■ Objective A
According to the book review excerpt, how old is Amaryllis?
■ Objective B
List every page number cited in the book review excerpt.
■ Objective C
Continue the review of Meldrum's novel about the Slepys, starting right after its final quoted passage.

* Begin Excerpted text *

Meldrum reveals the harder lessons of the Slepys' history through Amaryllis's view point. The eleven-year-old is unique in the family, not only because of her name and coloring but also in her ability to see people for what they are. Amaryllis's chapters are introspective rather than plot-driven, and she is given the keys to love, life, and truth:
Love is ugly and full of hate even as it's tender and kind. There is nothing pure about love. It's the impurity that is love. I know that now. (p. 187)Despite providing snippets for discussion and contemplation, the novel falls short. Some plot lines were dead ends or were distracting, and seemingly important characters were introduced but then dropped. The biggest jolt, however, was the swiftness of the African action, which takes place over the course of a few weeks.
Life is a gift. . . . When it ends, you don't ask, "Why me?" You ask, "Why not me?" (p. 245)
That's the thing Africa taught me about truth. You know it's truth because it's busy. Any seeming truth that's idle? Well, that's just not truth. (p. 359)

* End Excerpted text *
* Begin Entries supplied *

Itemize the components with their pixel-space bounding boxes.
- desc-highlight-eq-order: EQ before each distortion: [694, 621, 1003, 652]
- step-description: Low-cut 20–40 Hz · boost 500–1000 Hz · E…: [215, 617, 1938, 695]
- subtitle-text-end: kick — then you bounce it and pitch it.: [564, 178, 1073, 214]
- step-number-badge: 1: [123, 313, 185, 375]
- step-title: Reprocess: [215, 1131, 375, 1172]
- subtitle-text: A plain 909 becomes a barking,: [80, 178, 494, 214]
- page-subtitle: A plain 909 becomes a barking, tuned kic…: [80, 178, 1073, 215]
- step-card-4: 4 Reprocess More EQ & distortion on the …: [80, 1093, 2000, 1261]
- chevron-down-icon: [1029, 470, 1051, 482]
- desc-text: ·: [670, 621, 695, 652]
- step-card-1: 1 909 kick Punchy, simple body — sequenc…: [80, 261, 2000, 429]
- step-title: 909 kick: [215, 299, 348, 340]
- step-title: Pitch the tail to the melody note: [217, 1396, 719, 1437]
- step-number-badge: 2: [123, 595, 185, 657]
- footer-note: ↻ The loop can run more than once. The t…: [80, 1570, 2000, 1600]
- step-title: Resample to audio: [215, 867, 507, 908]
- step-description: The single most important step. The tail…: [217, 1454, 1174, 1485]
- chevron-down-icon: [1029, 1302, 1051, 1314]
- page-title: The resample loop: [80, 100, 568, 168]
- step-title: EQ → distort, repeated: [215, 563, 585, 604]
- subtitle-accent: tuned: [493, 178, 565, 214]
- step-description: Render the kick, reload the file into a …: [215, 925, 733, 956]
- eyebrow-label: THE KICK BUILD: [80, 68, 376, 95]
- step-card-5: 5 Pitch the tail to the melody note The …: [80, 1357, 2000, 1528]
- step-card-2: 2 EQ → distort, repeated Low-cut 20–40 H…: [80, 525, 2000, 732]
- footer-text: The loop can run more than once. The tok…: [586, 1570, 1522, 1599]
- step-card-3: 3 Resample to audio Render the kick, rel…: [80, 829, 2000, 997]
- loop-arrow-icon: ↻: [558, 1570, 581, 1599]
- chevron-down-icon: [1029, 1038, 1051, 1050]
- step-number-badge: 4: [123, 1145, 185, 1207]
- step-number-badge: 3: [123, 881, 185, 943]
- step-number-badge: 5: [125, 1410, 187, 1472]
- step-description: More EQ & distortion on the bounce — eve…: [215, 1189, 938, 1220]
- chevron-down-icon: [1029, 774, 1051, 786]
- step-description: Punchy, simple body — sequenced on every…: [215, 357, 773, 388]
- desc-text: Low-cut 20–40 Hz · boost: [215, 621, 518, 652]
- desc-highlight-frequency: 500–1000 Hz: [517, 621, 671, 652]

* End Entries supplied *

■ Exercise output A
She is eleven years old.

■ Exercise output B
187, 245, 359

■ Exercise output C
While it is certainly true that missionary work in a Third World country, especially in the 1970s, would have a profound effect on a family like the Slepys, it is difficult to believe that those changes would happen in a matter of days. The girls have barely stepped off the plane before they have fallen in love, accepted the traditions of the local peoples, and made friends. The quick adjustment and immersion into the local culture were difficult to believe.
Amaryllis in Blueberry was my book club's selection for May. Several members pointed out that the novel was very similar to The Poisonwood Bible (which I haven't read) and were turned off on that point alone. There was a slight division by age: The older members appreciated the cultural context and references to the 1970s and understood the parenting style of that era. The younger members were less comfortable with those aspects of the novel.
Give it to me quickly: Controlling father takes his family to Africa, looking for redemption; instead of absolving them of their sins, the Dark Continent only intensifies what has been smoldering within, bringing their true natures to full flame.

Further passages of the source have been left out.